Work instructions —
Wherever the string "KHỐI" appears, copy the whole line.

Supplied entries —
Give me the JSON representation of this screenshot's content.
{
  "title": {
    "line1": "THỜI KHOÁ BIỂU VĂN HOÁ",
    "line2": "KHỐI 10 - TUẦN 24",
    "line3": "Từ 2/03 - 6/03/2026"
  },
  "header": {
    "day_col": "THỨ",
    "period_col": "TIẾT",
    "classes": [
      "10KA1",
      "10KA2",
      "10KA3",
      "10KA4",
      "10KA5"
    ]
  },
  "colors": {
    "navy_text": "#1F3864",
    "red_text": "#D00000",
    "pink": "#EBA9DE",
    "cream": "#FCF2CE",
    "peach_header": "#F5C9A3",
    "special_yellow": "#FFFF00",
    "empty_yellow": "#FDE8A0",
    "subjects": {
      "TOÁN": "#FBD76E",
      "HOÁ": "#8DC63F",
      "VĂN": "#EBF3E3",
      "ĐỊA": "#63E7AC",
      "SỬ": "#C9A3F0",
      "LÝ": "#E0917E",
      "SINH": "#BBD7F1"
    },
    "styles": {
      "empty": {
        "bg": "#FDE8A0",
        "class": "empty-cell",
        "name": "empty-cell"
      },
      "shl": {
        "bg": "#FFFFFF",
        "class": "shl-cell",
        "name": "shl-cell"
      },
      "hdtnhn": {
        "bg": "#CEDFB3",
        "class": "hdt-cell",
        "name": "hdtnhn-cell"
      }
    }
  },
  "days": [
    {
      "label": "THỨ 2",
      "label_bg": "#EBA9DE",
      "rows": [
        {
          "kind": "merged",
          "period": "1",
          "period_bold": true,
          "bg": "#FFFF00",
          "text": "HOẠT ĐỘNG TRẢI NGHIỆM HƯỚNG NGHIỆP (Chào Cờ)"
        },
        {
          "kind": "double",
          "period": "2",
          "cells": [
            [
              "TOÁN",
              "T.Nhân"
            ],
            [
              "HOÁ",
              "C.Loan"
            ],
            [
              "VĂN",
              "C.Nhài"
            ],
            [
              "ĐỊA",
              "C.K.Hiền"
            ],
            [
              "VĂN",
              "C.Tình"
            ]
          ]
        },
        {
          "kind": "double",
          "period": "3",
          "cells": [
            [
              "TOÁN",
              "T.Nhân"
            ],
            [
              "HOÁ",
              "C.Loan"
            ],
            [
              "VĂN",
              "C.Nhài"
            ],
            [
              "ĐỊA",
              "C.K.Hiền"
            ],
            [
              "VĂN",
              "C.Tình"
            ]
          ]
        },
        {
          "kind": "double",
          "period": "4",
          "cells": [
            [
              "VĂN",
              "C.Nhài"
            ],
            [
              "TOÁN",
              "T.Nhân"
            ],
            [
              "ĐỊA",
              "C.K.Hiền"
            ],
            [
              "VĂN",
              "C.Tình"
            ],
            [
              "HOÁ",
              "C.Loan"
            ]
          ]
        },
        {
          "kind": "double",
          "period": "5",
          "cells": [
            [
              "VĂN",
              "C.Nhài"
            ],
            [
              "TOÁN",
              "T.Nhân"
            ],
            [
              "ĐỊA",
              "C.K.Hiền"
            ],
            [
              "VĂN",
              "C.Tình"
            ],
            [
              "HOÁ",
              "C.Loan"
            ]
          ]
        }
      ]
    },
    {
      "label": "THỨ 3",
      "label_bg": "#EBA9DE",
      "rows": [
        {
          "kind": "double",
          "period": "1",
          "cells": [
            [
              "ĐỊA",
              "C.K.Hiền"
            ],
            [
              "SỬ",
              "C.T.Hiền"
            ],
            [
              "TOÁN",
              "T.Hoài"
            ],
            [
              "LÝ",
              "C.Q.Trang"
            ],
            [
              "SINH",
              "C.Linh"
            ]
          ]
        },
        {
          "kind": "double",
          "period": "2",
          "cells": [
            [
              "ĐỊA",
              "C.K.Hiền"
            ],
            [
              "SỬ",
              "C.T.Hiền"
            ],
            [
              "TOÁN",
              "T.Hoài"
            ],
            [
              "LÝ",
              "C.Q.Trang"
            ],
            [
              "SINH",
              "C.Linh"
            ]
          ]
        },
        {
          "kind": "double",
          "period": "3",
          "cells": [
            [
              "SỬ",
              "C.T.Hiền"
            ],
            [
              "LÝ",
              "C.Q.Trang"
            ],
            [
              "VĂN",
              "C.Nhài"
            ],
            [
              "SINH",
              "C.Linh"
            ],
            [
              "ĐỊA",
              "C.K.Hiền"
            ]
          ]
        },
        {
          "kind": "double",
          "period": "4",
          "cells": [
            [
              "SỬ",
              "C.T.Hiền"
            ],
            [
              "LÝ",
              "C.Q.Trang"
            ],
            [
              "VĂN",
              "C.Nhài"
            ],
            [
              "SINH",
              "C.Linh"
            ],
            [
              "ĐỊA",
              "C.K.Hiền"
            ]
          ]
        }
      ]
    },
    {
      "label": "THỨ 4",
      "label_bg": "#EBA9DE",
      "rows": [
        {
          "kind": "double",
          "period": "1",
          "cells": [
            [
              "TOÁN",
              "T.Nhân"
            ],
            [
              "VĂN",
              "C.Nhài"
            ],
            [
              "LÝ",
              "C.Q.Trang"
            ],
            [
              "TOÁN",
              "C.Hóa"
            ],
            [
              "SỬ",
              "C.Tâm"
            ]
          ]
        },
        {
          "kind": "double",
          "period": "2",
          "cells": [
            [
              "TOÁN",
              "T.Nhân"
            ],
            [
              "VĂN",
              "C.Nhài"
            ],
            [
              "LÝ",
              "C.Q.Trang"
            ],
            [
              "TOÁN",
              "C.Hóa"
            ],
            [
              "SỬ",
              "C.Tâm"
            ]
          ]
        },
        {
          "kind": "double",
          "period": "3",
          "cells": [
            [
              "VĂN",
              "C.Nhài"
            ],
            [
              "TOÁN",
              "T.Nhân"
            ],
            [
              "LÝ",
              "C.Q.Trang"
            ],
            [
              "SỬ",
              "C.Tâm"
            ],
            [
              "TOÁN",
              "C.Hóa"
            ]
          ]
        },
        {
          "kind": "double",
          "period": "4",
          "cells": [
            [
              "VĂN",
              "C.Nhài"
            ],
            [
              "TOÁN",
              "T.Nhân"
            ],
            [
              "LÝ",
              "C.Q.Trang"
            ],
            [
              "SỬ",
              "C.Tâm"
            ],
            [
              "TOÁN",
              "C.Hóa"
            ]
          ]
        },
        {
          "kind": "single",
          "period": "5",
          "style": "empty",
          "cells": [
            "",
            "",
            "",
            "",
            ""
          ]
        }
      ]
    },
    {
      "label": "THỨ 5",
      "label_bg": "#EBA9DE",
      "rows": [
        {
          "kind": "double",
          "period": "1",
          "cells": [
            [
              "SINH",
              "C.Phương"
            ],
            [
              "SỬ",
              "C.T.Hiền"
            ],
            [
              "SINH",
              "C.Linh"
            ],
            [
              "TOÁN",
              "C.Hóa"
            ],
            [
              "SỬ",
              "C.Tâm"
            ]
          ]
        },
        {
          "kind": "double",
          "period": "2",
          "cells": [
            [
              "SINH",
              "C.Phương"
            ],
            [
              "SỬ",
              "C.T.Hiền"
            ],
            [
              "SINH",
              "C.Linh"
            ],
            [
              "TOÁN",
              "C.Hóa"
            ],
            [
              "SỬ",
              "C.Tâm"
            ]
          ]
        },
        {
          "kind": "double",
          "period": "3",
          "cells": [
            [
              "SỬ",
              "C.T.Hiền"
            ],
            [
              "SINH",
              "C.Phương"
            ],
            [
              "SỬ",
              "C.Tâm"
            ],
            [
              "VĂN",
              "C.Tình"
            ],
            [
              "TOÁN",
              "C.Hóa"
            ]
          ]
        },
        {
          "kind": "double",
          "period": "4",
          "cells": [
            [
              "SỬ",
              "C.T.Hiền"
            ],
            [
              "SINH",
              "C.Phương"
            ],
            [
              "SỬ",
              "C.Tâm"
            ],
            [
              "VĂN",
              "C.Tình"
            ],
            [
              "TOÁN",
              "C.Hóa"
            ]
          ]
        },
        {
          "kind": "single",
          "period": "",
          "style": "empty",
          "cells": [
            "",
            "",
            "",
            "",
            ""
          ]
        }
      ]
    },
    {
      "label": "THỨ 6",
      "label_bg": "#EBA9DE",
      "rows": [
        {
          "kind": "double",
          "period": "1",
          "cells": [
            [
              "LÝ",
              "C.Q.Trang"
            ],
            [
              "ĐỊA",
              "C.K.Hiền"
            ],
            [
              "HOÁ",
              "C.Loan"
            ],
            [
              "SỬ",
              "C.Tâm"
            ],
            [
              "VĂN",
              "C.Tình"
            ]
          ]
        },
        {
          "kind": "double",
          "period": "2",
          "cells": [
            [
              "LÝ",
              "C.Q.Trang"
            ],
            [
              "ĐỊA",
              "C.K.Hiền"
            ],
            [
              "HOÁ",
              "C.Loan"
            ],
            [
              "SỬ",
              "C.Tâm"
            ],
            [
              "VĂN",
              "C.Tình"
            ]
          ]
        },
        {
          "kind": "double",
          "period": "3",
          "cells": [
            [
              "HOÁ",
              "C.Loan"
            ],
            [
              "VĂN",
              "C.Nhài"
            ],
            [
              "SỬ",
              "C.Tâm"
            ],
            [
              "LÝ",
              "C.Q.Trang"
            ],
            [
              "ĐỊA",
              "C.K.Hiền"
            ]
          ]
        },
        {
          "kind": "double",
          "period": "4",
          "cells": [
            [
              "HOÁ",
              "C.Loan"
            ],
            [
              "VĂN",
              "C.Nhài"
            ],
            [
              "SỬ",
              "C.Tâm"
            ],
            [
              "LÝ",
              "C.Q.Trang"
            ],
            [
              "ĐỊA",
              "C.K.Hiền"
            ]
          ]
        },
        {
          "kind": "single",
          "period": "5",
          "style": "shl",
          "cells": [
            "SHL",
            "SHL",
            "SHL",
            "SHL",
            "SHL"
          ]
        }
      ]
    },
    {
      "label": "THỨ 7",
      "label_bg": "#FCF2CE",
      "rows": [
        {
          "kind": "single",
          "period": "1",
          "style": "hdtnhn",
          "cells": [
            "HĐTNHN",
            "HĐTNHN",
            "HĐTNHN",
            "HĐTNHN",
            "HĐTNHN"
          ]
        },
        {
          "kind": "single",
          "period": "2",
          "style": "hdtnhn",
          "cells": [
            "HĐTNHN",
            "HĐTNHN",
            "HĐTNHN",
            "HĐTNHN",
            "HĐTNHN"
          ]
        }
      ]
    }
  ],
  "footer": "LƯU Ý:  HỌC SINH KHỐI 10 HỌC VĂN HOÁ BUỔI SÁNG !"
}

Problem solution —
    "line2": "KHỐI 10 - TUẦN 24",
  "footer": "LƯU Ý:  HỌC SINH KHỐI 10 HỌC VĂN HOÁ BUỔI SÁNG !"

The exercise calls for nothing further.